● **WHAT TO WORK ON**
Each line of the data that includes the string "Years" is to be copied out.
*****
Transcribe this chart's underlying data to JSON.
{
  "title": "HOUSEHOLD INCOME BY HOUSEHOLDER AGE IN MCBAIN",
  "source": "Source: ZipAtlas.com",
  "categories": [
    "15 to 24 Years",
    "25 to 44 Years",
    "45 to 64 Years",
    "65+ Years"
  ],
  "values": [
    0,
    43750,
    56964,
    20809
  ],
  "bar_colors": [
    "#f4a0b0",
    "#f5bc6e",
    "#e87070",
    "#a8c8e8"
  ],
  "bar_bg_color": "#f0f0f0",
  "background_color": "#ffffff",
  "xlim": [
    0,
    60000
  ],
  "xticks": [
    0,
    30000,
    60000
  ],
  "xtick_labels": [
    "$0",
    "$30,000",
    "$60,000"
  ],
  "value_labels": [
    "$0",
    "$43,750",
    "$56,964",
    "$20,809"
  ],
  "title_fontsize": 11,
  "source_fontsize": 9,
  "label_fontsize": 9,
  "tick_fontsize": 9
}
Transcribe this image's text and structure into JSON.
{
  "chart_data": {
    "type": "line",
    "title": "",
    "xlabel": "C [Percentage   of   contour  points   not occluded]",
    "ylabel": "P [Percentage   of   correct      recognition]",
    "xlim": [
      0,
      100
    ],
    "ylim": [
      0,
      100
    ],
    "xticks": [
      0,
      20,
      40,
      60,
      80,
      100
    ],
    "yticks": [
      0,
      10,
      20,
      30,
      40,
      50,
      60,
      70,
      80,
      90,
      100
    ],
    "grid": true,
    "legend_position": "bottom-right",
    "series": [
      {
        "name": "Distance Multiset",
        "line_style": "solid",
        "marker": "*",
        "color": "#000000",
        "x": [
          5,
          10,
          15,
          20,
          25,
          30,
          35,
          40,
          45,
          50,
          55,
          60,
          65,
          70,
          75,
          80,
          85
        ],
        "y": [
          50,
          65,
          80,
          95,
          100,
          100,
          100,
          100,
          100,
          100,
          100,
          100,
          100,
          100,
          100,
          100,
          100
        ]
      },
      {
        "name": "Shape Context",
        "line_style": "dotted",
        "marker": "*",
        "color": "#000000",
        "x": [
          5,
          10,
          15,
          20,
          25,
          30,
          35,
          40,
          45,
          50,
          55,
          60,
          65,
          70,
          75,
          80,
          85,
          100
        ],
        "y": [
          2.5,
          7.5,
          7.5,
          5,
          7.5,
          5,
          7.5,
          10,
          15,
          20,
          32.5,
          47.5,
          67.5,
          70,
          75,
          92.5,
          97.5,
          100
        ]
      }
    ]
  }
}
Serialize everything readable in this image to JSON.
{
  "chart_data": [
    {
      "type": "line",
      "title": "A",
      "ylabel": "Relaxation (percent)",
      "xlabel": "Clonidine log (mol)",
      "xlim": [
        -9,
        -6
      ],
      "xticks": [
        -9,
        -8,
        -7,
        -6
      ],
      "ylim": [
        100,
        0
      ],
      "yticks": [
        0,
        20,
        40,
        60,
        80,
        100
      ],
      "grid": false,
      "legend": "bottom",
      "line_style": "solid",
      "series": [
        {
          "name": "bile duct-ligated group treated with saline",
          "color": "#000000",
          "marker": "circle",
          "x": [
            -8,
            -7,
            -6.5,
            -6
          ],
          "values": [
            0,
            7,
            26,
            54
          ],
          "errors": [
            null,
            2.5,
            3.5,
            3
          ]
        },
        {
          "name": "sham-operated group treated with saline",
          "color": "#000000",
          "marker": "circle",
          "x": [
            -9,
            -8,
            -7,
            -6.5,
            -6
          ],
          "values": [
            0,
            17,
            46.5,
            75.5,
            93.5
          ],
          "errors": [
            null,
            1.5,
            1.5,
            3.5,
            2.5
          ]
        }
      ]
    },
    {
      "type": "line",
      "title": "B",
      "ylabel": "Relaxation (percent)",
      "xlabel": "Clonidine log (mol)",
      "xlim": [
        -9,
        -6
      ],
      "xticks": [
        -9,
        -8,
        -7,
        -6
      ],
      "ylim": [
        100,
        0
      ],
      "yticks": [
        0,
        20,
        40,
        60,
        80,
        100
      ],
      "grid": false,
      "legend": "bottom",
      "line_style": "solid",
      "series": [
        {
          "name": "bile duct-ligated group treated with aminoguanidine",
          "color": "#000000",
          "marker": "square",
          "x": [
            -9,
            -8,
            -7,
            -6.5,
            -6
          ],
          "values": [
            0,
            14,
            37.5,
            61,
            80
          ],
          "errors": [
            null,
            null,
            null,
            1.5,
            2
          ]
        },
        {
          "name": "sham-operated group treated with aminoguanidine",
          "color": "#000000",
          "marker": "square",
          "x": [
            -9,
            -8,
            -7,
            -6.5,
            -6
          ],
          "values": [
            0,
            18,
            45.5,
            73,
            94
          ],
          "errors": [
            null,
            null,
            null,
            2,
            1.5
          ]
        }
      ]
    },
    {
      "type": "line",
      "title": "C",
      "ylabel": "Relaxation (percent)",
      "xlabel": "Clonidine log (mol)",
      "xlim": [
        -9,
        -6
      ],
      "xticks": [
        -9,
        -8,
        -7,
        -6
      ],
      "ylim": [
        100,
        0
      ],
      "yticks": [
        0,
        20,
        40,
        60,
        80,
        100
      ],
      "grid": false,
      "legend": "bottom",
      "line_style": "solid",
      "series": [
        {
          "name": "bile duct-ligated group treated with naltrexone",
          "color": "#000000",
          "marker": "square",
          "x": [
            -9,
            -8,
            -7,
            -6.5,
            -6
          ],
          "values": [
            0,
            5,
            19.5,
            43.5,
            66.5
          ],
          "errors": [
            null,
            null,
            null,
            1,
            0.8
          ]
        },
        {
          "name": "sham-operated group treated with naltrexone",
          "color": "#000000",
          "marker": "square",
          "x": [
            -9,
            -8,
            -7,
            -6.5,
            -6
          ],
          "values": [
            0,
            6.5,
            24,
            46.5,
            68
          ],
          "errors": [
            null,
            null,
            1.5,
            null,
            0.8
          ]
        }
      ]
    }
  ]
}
*****
● **ANSWER TO THE TASK**
    "15 to 24 Years",
    "25 to 44 Years",
    "45 to 64 Years",
    "65+ Years"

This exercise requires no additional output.